Written request
The data must be written out once more, precisely as given.

Data records
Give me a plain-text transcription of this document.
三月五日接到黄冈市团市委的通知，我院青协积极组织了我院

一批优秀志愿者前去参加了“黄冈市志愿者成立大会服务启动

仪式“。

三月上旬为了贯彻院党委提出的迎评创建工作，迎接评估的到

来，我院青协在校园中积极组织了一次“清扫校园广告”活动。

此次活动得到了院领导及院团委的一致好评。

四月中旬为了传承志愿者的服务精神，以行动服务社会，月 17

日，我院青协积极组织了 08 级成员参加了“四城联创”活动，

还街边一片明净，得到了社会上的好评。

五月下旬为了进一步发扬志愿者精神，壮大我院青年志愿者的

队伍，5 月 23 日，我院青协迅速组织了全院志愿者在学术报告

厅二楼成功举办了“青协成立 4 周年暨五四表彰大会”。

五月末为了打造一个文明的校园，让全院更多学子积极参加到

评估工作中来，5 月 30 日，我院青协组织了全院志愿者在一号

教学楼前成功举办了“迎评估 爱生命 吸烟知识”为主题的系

Task answer
Give me a plain-text transcription of this document.
三月五日接到黄冈市团市委的通知，我院青协积极组织了我院

一批优秀志愿者前去参加了“黄冈市志愿者成立大会服务启动

仪式“。

三月上旬为了贯彻院党委提出的迎评创建工作，迎接评估的到

来，我院青协在校园中积极组织了一次“清扫校园广告”活动。

此次活动得到了院领导及院团委的一致好评。

四月中旬为了传承志愿者的服务精神，以行动服务社会，月 17

日，我院青协积极组织了 08 级成员参加了“四城联创”活动，

还街边一片明净，得到了社会上的好评。

五月下旬为了进一步发扬志愿者精神，壮大我院青年志愿者的

队伍，5 月 23 日，我院青协迅速组织了全院志愿者在学术报告

厅二楼成功举办了“青协成立 4 周年暨五四表彰大会”。

五月末为了打造一个文明的校园，让全院更多学子积极参加到

评估工作中来，5 月 30 日，我院青协组织了全院志愿者在一号

教学楼前成功举办了“迎评估 爱生命 吸烟知识”为主题的系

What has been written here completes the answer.